*** Extract provided ***

By looking after you first you will become stronger, you will reclaim your own life and be able to cope with your children and make the right decisions for your relationship.
You are right that your husband can control his addiction – if he couldn’t I would not be writing to you now, however, it is quite possible that he doesn’t believe he can change his life but spends his days trusting in an addiction that basically hates him.
I would never suggest to anyone that they leave or stay with a CG – but I do not believe that staying with him, on its own, is enablement. What do you mean when you say that you are trying to keep him afloat and his life in order?
I will leave this reply here Vicky as you have been left too long without one but please come back to me if there is anything you disagree with or want to know. It would be great to ‘meet’ you in the F&F group on Tuesdays between 20.00-21.00 hours UK time – nothing said in the group appears on the forum – you will be safe and understood.
Velvet5 February 2017 at 2:55 am #5231White TaraParticipant
Hello Vicky, I think I can relate to some of what you are going through. I see your husband has only been gambling for 2 years that you know of.

*** End of Extract provided ***
*** Record set ***

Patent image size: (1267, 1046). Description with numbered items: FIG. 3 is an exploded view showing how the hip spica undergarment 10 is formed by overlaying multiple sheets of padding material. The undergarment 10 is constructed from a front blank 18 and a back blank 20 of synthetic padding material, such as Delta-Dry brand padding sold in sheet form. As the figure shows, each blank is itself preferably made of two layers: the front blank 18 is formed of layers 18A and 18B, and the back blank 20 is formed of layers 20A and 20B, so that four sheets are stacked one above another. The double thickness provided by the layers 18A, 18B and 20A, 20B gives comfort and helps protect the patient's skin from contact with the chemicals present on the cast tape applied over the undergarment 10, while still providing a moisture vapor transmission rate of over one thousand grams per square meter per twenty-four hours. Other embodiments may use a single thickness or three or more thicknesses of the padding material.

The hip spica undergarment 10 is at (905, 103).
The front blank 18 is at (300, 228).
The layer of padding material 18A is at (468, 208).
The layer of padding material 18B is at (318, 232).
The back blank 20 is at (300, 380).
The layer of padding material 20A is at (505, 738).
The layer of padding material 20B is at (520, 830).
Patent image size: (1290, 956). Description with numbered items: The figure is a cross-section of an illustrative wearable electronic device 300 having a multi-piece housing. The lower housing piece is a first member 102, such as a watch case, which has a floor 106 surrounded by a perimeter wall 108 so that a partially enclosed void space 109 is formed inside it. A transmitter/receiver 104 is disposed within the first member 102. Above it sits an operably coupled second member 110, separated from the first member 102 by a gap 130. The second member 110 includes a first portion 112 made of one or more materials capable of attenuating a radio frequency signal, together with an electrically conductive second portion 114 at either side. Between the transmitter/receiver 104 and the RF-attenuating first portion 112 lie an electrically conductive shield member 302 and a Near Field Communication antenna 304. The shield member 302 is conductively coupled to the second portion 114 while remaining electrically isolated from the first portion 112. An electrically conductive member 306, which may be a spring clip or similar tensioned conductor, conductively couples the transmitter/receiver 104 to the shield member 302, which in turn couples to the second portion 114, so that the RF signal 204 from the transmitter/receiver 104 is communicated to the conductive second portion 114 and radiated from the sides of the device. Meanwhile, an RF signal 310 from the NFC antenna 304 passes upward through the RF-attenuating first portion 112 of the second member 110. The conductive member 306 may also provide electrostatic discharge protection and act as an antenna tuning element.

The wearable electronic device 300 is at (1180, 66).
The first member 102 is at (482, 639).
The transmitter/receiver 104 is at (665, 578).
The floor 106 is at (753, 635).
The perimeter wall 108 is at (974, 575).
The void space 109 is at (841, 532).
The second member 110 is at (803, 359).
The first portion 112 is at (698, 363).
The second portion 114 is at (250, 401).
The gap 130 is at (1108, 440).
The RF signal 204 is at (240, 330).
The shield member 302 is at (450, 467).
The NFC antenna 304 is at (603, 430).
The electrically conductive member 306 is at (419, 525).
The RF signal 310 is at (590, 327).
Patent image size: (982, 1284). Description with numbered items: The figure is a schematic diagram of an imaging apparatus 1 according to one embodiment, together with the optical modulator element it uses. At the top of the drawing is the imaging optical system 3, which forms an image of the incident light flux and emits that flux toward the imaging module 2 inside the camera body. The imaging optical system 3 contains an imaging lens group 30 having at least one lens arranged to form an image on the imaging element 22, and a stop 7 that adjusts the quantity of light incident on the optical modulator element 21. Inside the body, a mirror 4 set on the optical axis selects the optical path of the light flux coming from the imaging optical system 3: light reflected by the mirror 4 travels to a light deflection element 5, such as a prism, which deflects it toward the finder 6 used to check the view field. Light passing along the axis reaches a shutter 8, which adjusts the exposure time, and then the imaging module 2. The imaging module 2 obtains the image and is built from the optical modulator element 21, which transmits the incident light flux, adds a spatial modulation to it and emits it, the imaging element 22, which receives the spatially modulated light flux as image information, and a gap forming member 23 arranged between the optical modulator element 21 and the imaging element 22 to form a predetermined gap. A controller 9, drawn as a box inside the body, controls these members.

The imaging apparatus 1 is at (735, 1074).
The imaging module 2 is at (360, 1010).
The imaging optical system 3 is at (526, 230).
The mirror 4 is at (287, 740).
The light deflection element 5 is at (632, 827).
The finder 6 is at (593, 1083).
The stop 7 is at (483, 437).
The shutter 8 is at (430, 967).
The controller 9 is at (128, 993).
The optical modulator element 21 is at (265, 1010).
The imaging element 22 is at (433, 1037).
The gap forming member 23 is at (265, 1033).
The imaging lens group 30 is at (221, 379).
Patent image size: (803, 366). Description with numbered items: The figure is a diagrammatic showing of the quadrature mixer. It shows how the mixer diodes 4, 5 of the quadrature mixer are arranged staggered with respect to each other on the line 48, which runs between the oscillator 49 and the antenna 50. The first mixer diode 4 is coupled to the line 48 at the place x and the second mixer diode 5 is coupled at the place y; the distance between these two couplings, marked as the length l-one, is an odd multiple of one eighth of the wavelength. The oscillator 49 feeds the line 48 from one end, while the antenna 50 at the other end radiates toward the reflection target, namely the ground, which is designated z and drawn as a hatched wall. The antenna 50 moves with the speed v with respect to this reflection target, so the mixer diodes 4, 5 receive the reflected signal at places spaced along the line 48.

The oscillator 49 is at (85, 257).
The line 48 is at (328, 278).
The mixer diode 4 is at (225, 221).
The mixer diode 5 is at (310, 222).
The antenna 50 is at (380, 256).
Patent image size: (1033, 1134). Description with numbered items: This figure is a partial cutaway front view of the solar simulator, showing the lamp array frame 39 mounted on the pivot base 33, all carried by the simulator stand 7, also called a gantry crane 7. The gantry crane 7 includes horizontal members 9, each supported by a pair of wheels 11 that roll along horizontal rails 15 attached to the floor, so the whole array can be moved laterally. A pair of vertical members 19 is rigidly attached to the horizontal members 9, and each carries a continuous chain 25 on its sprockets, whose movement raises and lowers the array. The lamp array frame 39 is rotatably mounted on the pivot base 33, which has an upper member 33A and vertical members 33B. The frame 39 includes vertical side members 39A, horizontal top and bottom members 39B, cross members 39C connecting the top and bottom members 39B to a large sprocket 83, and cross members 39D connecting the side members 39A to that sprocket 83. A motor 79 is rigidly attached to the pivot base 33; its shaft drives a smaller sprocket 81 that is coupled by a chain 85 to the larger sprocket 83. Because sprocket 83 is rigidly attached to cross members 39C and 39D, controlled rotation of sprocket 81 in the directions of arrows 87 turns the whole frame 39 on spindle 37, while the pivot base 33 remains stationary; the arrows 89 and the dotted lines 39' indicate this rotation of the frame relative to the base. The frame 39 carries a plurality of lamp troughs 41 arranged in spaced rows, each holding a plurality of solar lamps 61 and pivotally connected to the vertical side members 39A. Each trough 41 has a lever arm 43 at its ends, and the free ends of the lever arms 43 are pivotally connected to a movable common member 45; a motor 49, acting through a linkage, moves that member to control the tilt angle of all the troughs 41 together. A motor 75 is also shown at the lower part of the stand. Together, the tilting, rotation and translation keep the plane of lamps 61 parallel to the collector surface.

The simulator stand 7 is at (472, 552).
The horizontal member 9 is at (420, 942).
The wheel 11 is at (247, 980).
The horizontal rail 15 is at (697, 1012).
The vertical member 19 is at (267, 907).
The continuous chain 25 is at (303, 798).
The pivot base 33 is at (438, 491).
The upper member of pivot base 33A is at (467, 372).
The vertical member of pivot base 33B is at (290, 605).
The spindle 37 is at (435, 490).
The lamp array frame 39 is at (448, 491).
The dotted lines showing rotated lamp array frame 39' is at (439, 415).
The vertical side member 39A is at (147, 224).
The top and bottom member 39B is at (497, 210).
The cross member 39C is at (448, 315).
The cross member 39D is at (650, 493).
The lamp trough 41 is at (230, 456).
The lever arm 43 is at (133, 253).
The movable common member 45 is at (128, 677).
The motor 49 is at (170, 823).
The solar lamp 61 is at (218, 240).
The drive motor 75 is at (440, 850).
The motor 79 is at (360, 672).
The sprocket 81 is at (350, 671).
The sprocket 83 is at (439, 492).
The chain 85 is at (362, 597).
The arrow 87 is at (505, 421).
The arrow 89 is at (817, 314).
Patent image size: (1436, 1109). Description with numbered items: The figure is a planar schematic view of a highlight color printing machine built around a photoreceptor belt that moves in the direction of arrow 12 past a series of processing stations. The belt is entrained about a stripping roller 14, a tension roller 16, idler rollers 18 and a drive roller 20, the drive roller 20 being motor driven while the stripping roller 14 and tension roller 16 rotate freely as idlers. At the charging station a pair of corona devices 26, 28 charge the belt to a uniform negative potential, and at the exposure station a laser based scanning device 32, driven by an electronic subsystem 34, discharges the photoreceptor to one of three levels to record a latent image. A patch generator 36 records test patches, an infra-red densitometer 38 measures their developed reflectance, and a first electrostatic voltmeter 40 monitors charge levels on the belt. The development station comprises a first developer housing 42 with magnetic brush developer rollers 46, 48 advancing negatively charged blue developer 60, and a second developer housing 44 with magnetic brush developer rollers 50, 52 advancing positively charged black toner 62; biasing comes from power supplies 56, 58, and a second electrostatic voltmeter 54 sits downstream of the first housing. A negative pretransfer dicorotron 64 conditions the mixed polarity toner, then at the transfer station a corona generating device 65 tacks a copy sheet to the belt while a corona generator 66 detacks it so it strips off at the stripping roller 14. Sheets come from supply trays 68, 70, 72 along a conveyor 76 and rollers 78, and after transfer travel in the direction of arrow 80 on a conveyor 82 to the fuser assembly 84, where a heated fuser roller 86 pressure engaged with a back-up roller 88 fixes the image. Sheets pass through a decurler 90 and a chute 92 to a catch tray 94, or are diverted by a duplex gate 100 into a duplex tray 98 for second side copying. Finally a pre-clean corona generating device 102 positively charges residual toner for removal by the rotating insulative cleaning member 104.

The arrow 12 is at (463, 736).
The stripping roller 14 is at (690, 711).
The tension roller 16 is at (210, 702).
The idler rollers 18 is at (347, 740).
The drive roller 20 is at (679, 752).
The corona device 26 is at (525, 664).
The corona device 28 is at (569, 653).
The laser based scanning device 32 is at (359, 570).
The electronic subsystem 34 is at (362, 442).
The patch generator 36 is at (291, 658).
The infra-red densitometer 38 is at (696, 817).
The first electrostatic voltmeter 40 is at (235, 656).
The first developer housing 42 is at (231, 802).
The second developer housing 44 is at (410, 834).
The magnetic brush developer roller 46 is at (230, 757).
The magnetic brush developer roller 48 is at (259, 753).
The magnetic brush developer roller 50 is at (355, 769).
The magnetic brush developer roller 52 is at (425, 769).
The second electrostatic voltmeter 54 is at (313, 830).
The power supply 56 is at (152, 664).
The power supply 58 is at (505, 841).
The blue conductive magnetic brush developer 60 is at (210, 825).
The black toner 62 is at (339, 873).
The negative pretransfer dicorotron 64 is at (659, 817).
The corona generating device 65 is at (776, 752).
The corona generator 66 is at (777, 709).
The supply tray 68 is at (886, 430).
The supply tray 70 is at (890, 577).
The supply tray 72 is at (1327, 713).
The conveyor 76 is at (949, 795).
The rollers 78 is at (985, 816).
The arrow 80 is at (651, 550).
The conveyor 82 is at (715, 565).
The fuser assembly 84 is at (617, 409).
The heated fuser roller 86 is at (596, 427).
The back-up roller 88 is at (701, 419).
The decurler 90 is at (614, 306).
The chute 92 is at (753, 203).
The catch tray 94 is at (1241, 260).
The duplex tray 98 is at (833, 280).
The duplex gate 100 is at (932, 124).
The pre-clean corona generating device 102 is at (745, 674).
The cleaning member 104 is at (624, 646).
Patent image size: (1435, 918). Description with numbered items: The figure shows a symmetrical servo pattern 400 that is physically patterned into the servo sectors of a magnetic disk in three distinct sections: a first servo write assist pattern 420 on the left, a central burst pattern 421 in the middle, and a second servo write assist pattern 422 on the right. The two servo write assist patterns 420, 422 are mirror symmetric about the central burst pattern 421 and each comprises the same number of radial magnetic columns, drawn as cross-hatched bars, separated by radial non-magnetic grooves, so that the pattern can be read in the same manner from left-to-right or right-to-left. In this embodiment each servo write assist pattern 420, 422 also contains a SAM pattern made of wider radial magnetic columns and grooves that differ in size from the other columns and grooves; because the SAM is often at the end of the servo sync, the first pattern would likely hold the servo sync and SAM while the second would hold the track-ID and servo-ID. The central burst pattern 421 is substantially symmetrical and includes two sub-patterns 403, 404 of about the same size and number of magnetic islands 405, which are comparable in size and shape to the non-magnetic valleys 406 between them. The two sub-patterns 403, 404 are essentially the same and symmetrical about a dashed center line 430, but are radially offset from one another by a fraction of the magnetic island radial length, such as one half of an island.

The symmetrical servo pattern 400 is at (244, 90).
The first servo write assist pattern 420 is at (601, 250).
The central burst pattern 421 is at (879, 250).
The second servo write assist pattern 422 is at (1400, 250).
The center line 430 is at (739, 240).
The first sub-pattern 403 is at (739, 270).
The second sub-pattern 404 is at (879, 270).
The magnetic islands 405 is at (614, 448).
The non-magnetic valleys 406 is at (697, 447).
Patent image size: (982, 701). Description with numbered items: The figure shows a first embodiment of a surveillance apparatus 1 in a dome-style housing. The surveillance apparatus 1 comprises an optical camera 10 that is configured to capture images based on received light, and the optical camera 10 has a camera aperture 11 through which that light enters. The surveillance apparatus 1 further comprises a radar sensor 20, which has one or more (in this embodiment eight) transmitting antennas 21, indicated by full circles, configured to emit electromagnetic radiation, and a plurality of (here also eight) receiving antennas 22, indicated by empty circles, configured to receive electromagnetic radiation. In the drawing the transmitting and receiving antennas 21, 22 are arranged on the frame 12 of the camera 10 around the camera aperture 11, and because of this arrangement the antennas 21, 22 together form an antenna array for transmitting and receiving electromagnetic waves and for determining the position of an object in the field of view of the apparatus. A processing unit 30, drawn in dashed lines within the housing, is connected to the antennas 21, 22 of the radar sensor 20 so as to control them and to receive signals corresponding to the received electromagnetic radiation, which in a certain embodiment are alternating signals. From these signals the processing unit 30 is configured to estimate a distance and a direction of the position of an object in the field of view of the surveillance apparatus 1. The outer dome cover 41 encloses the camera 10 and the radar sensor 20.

*** End of Record set ***

▶ Work task
Please list every result that the forum text says will come from Vicky looking after herself first.

▶ Final answer
- She will become stronger.
- She will reclaim her own life.
- She will be able to cope with her children.
- She will make the right decisions for her relationship.